## [GOAL OF THE EXERCISE]
Scan the entries below. List each line with "this".

[Dataset records]
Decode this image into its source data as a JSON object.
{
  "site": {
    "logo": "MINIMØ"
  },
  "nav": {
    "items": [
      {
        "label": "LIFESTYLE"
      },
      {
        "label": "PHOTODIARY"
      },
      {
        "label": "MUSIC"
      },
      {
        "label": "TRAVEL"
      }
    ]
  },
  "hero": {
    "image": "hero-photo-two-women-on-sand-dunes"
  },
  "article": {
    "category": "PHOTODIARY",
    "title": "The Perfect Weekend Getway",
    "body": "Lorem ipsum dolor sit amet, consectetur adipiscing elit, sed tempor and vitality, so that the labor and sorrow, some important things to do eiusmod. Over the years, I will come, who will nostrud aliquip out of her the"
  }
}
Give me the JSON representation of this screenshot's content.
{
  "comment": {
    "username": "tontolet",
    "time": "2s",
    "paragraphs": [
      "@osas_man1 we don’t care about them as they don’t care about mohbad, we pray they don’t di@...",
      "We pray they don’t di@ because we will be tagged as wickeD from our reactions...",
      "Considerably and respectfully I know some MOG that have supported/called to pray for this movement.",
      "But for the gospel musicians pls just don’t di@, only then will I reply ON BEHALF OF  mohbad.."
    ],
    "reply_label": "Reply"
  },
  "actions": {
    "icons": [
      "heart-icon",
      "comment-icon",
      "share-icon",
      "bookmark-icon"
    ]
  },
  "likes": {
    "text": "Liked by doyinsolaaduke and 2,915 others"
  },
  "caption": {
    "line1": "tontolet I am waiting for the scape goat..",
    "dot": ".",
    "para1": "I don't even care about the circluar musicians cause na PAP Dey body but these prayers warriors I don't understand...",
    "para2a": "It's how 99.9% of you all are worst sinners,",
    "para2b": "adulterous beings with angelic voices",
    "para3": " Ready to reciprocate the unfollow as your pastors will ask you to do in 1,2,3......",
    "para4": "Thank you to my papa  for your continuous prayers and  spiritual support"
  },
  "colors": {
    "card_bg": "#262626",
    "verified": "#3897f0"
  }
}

## [TASK RESPONSE]
Decode this image into its source data as a JSON object.
Give me the JSON representation of this screenshot's content.
      "Considerably and respectfully I know some MOG that have supported/called to pray for this movement.",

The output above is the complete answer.